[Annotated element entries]

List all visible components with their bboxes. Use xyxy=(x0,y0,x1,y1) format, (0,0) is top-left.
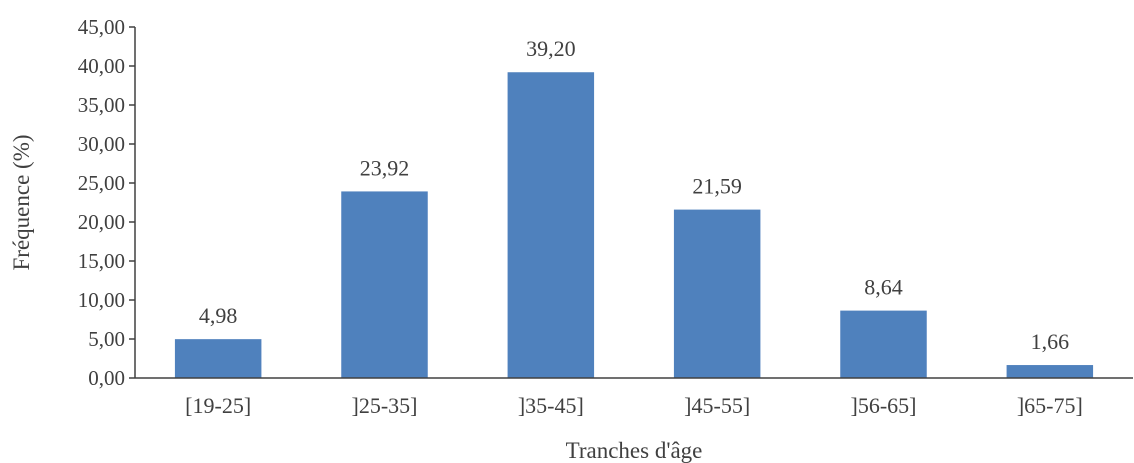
data-labels: 4,98 23,92 39,20 21,59 8,64 1,66 xyxy=(199,36,1069,354)
x-category-label: ]56-65] xyxy=(851,393,917,418)
x-category-label: ]45-55] xyxy=(684,393,750,418)
y-tick-label: 35,00 xyxy=(78,93,125,117)
bar xyxy=(507,72,595,379)
bar-value-label: 8,64 xyxy=(864,275,903,300)
bars xyxy=(174,72,1094,379)
y-axis-title: Fréquence (%) xyxy=(9,134,34,270)
y-tick-label: 20,00 xyxy=(78,210,125,234)
bar-value-label: 21,59 xyxy=(692,174,742,199)
y-tick-label: 15,00 xyxy=(78,249,125,273)
y-tick-label: 25,00 xyxy=(78,171,125,195)
bar xyxy=(1006,365,1094,378)
x-category-label: ]35-45] xyxy=(518,393,584,418)
bar xyxy=(341,191,428,378)
y-tick-label: 10,00 xyxy=(78,288,125,312)
bar-value-label: 1,66 xyxy=(1031,329,1070,354)
y-tick-label: 30,00 xyxy=(78,132,125,156)
y-tick-label: 45,00 xyxy=(78,15,125,39)
y-axis: 0,00 5,00 10,00 15,00 20,00 25,00 30,00 35,00 40… xyxy=(78,15,136,390)
bar xyxy=(840,310,927,378)
bar-value-label: 4,98 xyxy=(199,303,238,328)
x-axis-title: Tranches d'âge xyxy=(566,438,703,463)
bar xyxy=(174,339,262,378)
bar-value-label: 23,92 xyxy=(360,155,410,180)
x-category-label: ]65-75] xyxy=(1017,393,1083,418)
y-tick-label: 0,00 xyxy=(88,366,125,390)
x-category-label: ]25-35] xyxy=(352,393,418,418)
y-tick-label: 5,00 xyxy=(88,327,125,351)
y-tick-label: 40,00 xyxy=(78,54,125,78)
bar xyxy=(673,209,761,378)
bar-value-label: 39,20 xyxy=(526,36,576,61)
x-axis: [19-25] ]25-35] ]35-45] ]45-55] ]56-65] ]65-7… xyxy=(135,377,1133,418)
x-category-label: [19-25] xyxy=(185,393,251,418)
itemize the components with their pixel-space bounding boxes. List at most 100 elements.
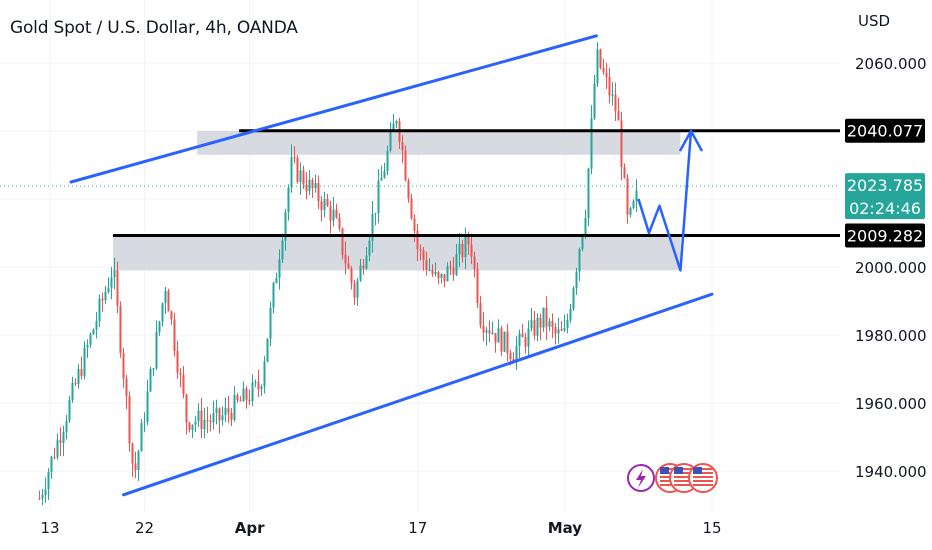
candle-body [530,320,533,329]
candle-body [617,111,620,121]
flag-canton [674,467,683,474]
candle-body [233,395,236,420]
candle-body [428,269,431,271]
candle-body [341,228,344,255]
candle-body [158,321,161,333]
flag-stripe [693,468,713,470]
candle-body [431,269,434,274]
lightning-bolt-icon [636,469,646,488]
candle-body [344,254,347,264]
candle-body [122,352,125,379]
candle-body [266,338,269,362]
candle-body [185,394,188,423]
candle-body [515,346,518,361]
candle-body [632,201,635,208]
candle-body [470,244,473,257]
candle-body [47,472,50,490]
candle-body [575,271,578,289]
candle-body [293,157,296,159]
channel [69,34,714,497]
candle-body [443,274,446,282]
candle-body [140,422,143,452]
candle-body [503,331,506,352]
candle-body [206,420,209,422]
candle-body [578,249,581,272]
flag-stripe [693,480,713,482]
candle-body [518,333,521,347]
candle-body [149,368,152,392]
candle-body [542,307,545,328]
candle-body [500,328,503,352]
candle-body [194,421,197,425]
candle-body [200,410,203,430]
candle-body [224,408,227,416]
candle-body [563,328,566,331]
flag-canton [660,467,669,474]
candle-body [80,369,83,377]
candle-body [209,420,212,423]
candle-body [203,420,206,430]
candle-body [170,311,173,320]
candle-body [479,302,482,326]
x-tick-label: 17 [408,519,427,537]
candle-body [461,243,464,258]
candle-body [509,353,512,360]
candle-body [137,451,140,471]
candle-body [314,182,317,189]
candle-body [491,333,494,335]
candle-body [467,236,470,245]
y-tick-label: 1940.000 [855,463,927,481]
candle-body [425,260,428,270]
candle-body [248,399,251,401]
candle-body [512,359,515,361]
candle-body [164,291,167,304]
candle-body [83,347,86,377]
candle-body [176,350,179,373]
candle-body [86,344,89,348]
candle-body [65,420,68,432]
candle-body [599,49,602,68]
candle-body [533,320,536,336]
candle-body [119,305,122,353]
event-icons[interactable] [627,463,718,493]
candle-body [227,408,230,413]
candle-body [335,209,338,218]
candle-body [608,77,611,96]
x-tick-label: 15 [702,519,721,537]
candle-body [167,291,170,312]
candle-body [587,168,590,218]
candle-body [44,489,47,495]
current-price-label: 2023.785 [847,176,923,195]
candle-body [596,49,599,84]
level-label-upper: 2040.077 [847,122,923,141]
candle-body [569,308,572,320]
y-tick-label: 2060.000 [855,55,927,73]
candle-body [551,320,554,328]
candle-body [374,213,377,215]
candle-body [482,325,485,333]
candle-body [407,180,410,199]
candle-body [71,382,74,400]
candle-body [494,333,497,343]
x-tick-label: Apr [235,519,265,537]
candle-body [368,240,371,256]
candle-body [605,72,608,78]
projection-path [637,130,693,272]
candle-body [524,337,527,347]
candle-body [554,327,557,334]
candle-body [557,329,560,334]
candle-body [635,190,638,202]
candle-body [287,187,290,213]
candle-body [395,121,398,124]
y-tick-label: 2000.000 [855,259,927,277]
candle-body [263,361,266,387]
candle-body [497,328,500,343]
candle-body [179,372,182,375]
candle-body [197,410,200,422]
candle-body [623,167,626,178]
candle-body [107,287,110,292]
candle-body [152,368,155,370]
candle-body [50,456,53,473]
support-resistance-zone [197,131,681,155]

__What the task requires__
Please copy the lines between the one holding "data-labels: 4,98 23,92" and the one holding "y-axis: 0,00 5,00", inclusive, exactly as they appear.

__Answer to the task__
data-labels: 4,98 23,92 39,20 21,59 8,64 1,66 xyxy=(199,36,1069,354)
x-category-label: ]56-65] xyxy=(851,393,917,418)
x-category-label: ]45-55] xyxy=(684,393,750,418)
y-tick-label: 35,00 xyxy=(78,93,125,117)
bar xyxy=(507,72,595,379)
bar-value-label: 8,64 xyxy=(864,275,903,300)
bars xyxy=(174,72,1094,379)
y-axis-title: Fréquence (%) xyxy=(9,134,34,270)
y-tick-label: 20,00 xyxy=(78,210,125,234)
bar-value-label: 21,59 xyxy=(692,174,742,199)
y-tick-label: 15,00 xyxy=(78,249,125,273)
y-tick-label: 25,00 xyxy=(78,171,125,195)
bar xyxy=(1006,365,1094,378)
x-category-label: ]35-45] xyxy=(518,393,584,418)
bar xyxy=(341,191,428,378)
y-tick-label: 10,00 xyxy=(78,288,125,312)
bar-value-label: 1,66 xyxy=(1031,329,1070,354)
y-tick-label: 30,00 xyxy=(78,132,125,156)
y-tick-label: 45,00 xyxy=(78,15,125,39)
y-axis: 0,00 5,00 10,00 15,00 20,00 25,00 30,00 35,00 40… xyxy=(78,15,136,390)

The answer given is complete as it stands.